## Instruction
Transcribe the material in full. Nothing should differ except that the pictures are left out.

## Dataset listings of figures
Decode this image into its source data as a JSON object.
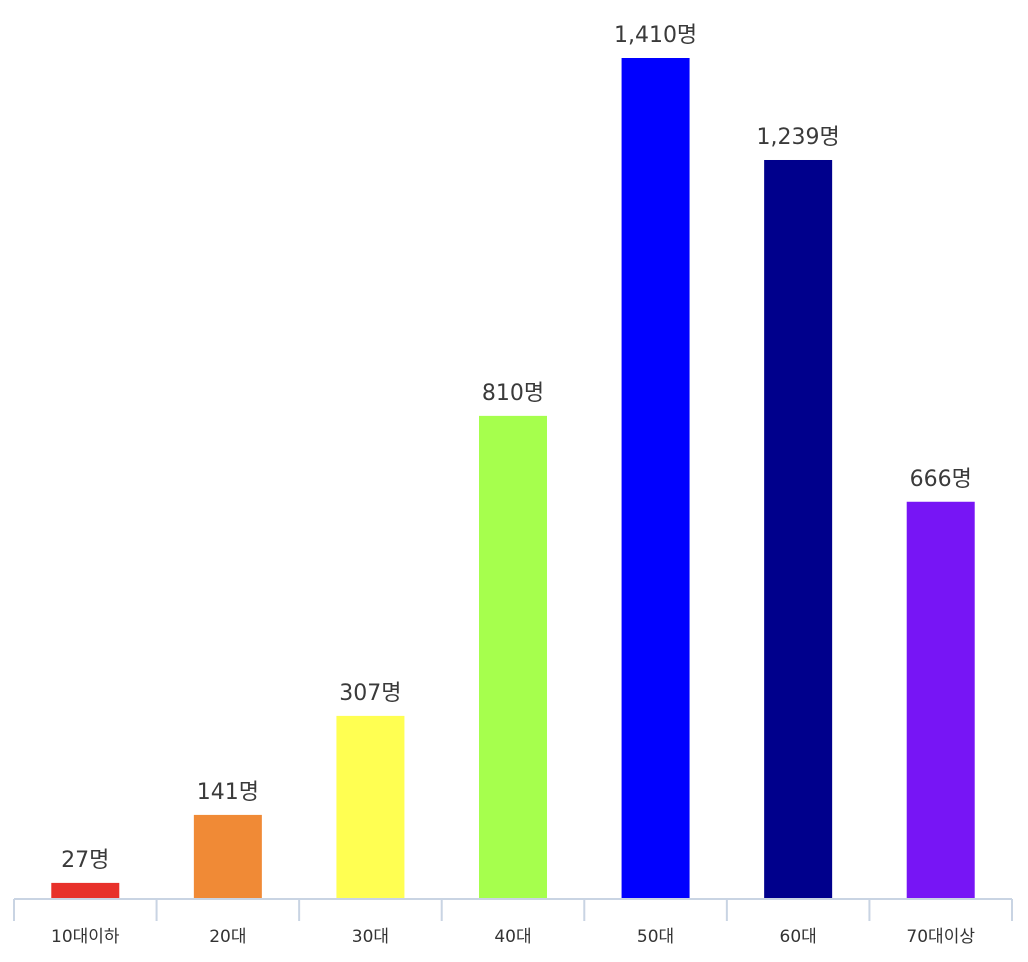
{
  "chart_data": {
    "type": "bar",
    "title": "",
    "xlabel": "",
    "ylabel": "",
    "categories": [
      "10대이하",
      "20대",
      "30대",
      "40대",
      "50대",
      "60대",
      "70대이상"
    ],
    "values": [
      27,
      141,
      307,
      810,
      1410,
      1239,
      666
    ],
    "value_labels": [
      "27명",
      "141명",
      "307명",
      "810명",
      "1,410명",
      "1,239명",
      "666명"
    ],
    "colors": [
      "#e8312a",
      "#f08a36",
      "#ffff52",
      "#a6ff4d",
      "#0000ff",
      "#00008c",
      "#7715f5"
    ],
    "ylim": [
      0,
      1450
    ],
    "grid": false,
    "legend": "none"
  }
}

## Full response
Decode this image into its source data as a JSON object.
{
  "chart_data": {
    "type": "bar",
    "title": "",
    "xlabel": "",
    "ylabel": "",
    "categories": [
      "10대이하",
      "20대",
      "30대",
      "40대",
      "50대",
      "60대",
      "70대이상"
    ],
    "values": [
      27,
      141,
      307,
      810,
      1410,
      1239,
      666
    ],
    "value_labels": [
      "27명",
      "141명",
      "307명",
      "810명",
      "1,410명",
      "1,239명",
      "666명"
    ],
    "colors": [
      "#e8312a",
      "#f08a36",
      "#ffff52",
      "#a6ff4d",
      "#0000ff",
      "#00008c",
      "#7715f5"
    ],
    "ylim": [
      0,
      1450
    ],
    "grid": false,
    "legend": "none"
  }
}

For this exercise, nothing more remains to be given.